» Written problem
Return each line of the listing that contains the string "heure".

» Record extracts
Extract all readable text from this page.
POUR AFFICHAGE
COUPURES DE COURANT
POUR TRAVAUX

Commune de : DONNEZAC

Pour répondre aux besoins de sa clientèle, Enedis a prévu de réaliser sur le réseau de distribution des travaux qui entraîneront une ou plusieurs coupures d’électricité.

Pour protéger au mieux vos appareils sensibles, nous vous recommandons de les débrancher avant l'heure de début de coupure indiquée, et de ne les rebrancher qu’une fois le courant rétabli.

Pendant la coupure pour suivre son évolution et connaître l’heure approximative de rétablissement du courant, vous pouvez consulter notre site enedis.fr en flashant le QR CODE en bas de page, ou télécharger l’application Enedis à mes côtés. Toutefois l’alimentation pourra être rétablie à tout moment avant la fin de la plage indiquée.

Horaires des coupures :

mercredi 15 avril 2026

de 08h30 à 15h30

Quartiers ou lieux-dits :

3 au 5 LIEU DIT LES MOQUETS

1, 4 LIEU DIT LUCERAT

» Final result
Pour protéger au mieux vos appareils sensibles, nous vous recommandons de les débrancher avant l'heure de début de coupure indiquée, et de ne les rebrancher qu’une fois le courant rétabli.
Pendant la coupure pour suivre son évolution et connaître l’heure approximative de rétablissement du courant, vous pouvez consulter notre site enedis.fr en flashant le QR CODE en bas de page, ou télécharger l’application Enedis à mes côtés. Toutefois l’alimentation pourra être rétablie à tout moment avant la fin de la plage indiquée.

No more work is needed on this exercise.